Written instruction: Look for the string "prachi" and copy every line that has it.

(Collected data entries)
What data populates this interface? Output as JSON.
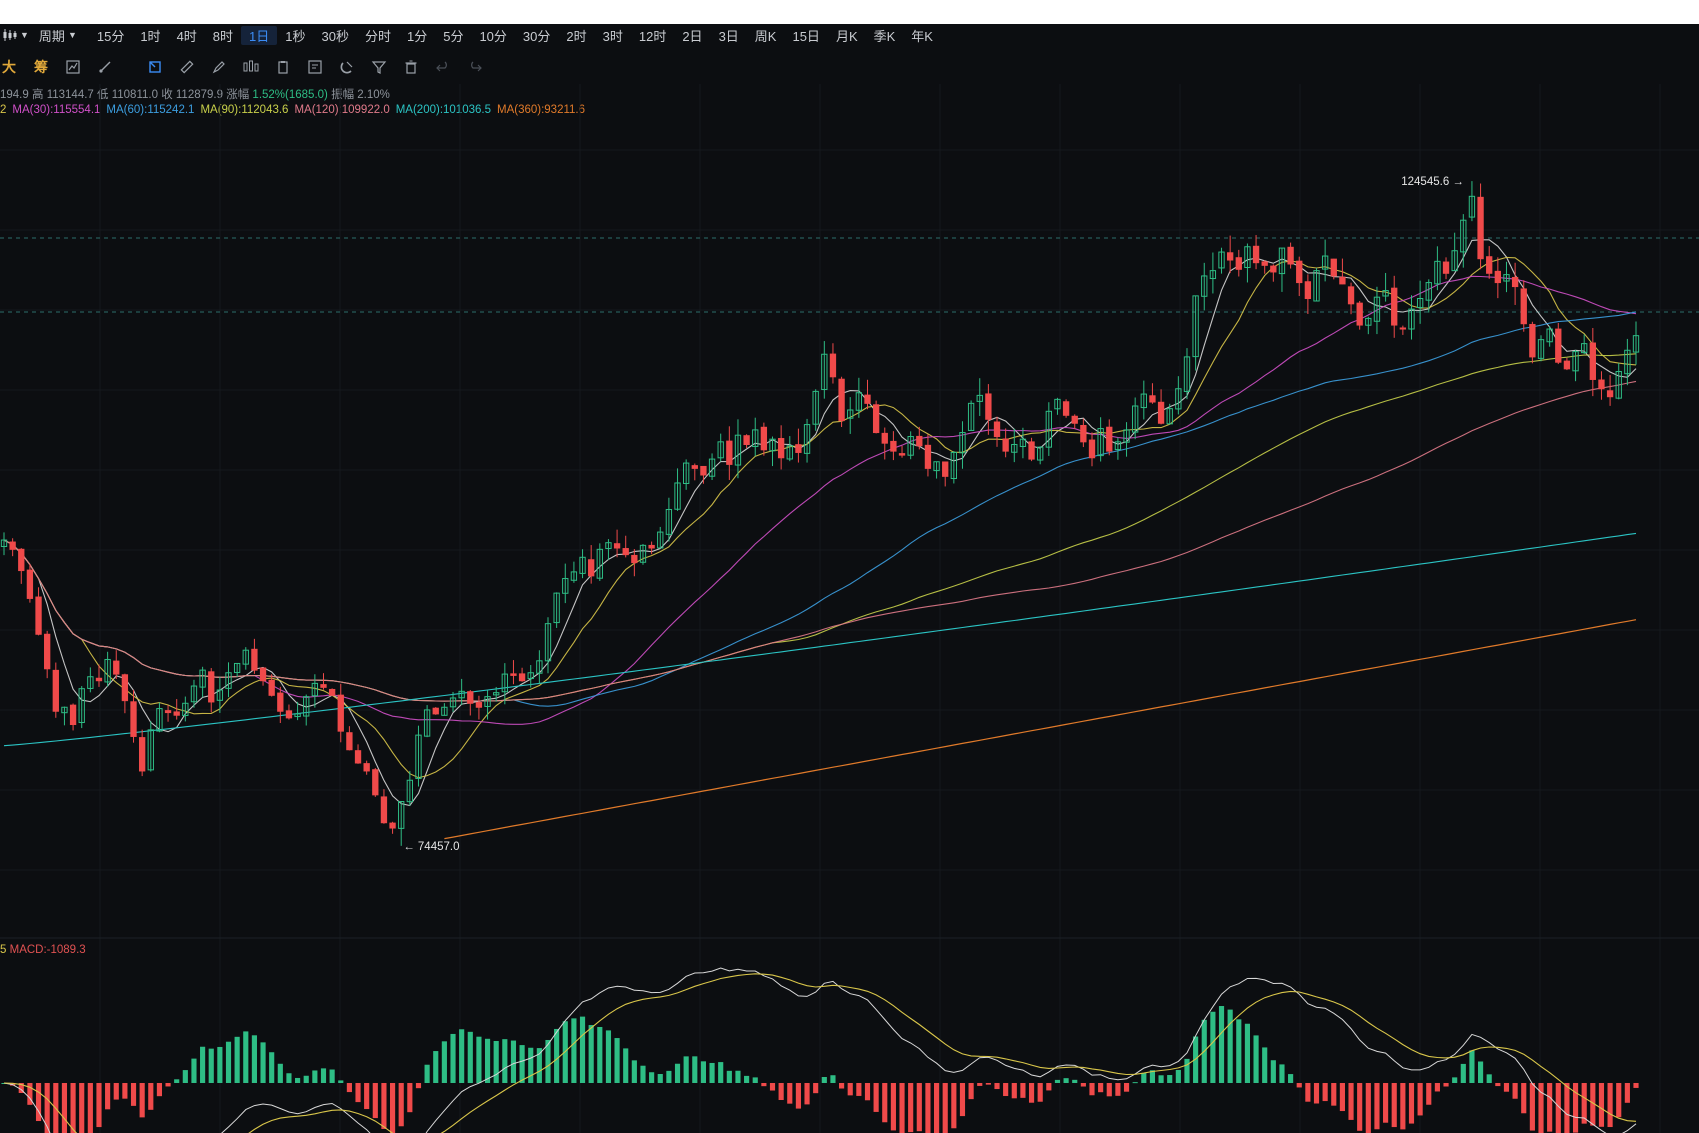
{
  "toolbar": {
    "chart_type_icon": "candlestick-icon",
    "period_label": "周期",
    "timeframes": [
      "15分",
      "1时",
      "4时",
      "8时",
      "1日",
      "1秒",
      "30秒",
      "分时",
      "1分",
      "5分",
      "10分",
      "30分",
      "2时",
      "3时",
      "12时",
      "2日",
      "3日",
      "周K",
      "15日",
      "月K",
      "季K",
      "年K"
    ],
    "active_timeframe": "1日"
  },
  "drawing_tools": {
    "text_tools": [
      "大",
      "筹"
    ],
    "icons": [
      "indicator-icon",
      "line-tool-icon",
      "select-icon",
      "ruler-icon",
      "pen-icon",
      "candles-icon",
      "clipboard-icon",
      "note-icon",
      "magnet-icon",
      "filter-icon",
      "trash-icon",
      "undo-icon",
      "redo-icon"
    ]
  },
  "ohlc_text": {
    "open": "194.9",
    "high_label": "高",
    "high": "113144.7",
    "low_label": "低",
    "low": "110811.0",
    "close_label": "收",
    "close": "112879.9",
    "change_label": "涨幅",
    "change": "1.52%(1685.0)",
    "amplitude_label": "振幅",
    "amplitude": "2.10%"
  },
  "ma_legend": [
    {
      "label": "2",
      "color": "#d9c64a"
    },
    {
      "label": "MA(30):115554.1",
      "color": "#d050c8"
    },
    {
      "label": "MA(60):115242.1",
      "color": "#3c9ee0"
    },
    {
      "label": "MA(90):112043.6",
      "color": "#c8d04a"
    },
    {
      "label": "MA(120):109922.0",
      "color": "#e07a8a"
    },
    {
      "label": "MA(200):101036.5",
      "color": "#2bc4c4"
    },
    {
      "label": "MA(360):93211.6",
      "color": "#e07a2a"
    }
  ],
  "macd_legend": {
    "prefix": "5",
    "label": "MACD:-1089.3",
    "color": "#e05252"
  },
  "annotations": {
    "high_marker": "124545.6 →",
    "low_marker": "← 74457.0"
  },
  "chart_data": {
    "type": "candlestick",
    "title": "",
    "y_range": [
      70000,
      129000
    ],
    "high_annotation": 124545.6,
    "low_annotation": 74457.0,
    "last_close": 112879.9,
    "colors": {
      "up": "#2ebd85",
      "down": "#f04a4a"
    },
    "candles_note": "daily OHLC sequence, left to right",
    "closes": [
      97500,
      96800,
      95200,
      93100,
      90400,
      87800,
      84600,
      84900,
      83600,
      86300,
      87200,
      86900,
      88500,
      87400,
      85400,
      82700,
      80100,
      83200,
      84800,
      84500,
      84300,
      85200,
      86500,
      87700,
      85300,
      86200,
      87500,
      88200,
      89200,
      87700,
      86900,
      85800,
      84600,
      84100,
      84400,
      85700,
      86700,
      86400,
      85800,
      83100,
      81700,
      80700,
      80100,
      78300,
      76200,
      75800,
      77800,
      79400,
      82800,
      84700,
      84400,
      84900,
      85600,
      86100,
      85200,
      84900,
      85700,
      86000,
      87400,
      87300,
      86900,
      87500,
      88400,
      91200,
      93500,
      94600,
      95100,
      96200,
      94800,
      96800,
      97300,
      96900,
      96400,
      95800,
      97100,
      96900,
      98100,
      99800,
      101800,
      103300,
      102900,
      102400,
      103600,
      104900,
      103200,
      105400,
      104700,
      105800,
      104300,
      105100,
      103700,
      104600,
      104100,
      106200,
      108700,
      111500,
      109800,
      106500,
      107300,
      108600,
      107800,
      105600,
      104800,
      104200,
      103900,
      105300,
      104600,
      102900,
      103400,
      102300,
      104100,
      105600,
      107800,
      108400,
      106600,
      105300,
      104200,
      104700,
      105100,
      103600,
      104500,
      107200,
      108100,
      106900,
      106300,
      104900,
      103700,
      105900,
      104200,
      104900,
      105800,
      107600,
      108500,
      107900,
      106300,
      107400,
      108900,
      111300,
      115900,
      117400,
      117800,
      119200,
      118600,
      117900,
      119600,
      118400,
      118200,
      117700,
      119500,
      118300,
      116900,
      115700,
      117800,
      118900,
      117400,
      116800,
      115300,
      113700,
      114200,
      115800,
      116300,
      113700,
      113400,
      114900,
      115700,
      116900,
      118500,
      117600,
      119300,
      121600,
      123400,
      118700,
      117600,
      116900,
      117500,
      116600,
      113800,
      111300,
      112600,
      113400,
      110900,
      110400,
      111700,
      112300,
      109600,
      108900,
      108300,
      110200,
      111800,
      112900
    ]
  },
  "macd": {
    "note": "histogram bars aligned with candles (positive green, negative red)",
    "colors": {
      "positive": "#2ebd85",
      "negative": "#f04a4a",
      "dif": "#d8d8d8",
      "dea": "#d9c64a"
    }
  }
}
--
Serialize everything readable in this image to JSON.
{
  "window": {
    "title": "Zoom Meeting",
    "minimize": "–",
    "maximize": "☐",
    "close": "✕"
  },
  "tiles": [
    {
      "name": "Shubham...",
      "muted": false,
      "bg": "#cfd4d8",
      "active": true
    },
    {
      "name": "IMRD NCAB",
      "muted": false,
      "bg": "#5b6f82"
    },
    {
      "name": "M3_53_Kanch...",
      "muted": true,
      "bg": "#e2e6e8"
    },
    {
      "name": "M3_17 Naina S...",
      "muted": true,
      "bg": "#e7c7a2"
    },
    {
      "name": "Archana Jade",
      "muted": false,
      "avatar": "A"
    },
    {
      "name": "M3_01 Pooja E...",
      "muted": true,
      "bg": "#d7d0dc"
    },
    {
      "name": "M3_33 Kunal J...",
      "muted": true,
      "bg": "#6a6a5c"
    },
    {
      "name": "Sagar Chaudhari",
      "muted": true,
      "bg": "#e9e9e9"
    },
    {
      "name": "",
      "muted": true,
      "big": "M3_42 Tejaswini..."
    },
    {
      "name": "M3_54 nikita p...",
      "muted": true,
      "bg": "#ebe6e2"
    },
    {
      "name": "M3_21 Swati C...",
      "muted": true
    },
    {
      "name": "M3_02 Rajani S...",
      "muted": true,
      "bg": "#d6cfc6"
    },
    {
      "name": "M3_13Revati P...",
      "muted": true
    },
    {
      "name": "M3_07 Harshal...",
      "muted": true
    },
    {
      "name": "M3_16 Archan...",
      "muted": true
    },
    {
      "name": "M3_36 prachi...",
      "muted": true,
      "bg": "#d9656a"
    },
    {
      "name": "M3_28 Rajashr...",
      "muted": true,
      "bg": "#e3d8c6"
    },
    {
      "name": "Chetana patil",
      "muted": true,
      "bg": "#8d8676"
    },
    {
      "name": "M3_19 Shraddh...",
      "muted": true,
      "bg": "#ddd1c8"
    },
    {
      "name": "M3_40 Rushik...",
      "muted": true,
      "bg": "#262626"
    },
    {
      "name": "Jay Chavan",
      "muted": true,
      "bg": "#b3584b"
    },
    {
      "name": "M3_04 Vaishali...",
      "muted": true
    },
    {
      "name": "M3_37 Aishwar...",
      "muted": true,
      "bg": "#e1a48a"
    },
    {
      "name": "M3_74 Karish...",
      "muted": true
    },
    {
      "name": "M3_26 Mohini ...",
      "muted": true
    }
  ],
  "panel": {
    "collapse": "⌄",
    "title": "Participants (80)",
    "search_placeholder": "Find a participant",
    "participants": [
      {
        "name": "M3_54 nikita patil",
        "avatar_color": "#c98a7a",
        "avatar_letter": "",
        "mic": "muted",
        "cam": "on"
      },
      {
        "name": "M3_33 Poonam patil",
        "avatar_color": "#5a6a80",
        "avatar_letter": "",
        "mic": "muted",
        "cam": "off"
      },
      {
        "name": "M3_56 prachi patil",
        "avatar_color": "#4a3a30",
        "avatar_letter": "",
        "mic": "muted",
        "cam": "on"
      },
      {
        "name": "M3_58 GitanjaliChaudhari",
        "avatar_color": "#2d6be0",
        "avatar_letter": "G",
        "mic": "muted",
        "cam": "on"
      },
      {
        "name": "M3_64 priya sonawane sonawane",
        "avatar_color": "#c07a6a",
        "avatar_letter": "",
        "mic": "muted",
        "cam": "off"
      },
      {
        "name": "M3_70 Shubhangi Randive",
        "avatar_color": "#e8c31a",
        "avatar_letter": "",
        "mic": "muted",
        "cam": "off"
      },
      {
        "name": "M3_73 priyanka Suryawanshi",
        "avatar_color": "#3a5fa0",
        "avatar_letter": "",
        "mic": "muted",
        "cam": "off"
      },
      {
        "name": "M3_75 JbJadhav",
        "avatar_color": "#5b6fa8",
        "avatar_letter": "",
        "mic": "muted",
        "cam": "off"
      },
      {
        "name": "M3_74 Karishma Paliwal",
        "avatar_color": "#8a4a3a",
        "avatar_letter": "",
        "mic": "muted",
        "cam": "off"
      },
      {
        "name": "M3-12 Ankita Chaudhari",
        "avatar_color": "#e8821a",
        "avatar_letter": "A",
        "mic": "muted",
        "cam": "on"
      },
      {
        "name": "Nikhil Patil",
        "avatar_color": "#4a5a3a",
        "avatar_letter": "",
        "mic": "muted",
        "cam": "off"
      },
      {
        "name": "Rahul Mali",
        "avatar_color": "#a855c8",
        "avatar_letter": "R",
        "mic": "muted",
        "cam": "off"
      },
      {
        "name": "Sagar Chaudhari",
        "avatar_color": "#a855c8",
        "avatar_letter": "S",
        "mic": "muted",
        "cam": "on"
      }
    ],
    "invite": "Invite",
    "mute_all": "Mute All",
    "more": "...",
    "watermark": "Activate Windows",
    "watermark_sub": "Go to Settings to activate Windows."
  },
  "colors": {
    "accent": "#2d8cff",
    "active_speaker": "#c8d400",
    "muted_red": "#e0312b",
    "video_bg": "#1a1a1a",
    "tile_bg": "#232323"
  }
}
--
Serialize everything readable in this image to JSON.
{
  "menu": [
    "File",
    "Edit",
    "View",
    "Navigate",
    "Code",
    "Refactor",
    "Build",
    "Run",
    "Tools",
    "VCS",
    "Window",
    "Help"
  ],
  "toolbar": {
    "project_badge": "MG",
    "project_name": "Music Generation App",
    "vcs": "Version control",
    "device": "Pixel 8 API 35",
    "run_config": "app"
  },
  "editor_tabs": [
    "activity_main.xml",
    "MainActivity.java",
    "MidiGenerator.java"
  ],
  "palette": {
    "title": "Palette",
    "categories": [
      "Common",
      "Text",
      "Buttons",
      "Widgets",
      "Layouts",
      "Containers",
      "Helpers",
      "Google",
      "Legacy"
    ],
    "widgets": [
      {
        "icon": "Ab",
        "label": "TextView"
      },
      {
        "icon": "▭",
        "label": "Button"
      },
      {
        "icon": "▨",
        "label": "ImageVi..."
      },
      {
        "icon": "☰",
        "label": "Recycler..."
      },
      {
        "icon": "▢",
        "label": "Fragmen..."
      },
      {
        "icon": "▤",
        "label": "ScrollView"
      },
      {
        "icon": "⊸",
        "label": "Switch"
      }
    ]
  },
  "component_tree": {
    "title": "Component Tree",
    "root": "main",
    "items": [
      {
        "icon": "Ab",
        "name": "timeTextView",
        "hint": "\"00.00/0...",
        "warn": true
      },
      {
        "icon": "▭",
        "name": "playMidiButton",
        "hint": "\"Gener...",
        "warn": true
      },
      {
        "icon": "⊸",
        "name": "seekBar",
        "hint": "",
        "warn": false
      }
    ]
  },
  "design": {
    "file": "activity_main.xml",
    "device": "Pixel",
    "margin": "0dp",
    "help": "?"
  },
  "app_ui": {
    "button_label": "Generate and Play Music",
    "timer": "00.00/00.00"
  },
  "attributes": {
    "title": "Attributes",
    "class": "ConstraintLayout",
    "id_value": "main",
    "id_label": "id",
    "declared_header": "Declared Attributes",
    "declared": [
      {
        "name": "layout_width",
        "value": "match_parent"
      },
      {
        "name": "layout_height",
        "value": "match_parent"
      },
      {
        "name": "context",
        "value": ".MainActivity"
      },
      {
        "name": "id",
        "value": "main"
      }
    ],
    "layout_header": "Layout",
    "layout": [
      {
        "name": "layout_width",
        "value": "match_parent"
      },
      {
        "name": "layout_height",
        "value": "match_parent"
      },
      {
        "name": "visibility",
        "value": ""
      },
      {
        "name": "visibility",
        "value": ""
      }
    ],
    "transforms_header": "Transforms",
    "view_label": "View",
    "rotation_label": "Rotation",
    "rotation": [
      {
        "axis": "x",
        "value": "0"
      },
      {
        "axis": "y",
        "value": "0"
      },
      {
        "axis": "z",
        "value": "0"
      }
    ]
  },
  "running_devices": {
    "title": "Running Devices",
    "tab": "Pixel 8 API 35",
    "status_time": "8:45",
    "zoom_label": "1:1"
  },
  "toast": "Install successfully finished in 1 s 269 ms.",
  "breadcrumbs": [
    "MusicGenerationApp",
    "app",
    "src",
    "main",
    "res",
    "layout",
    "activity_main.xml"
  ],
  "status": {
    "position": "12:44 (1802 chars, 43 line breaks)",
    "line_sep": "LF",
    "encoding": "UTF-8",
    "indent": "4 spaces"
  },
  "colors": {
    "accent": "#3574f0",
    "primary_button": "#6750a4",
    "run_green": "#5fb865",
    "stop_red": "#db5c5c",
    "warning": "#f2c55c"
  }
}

Output of the task:
      "name": "M3_36 prachi...",
        "name": "M3_56 prachi patil",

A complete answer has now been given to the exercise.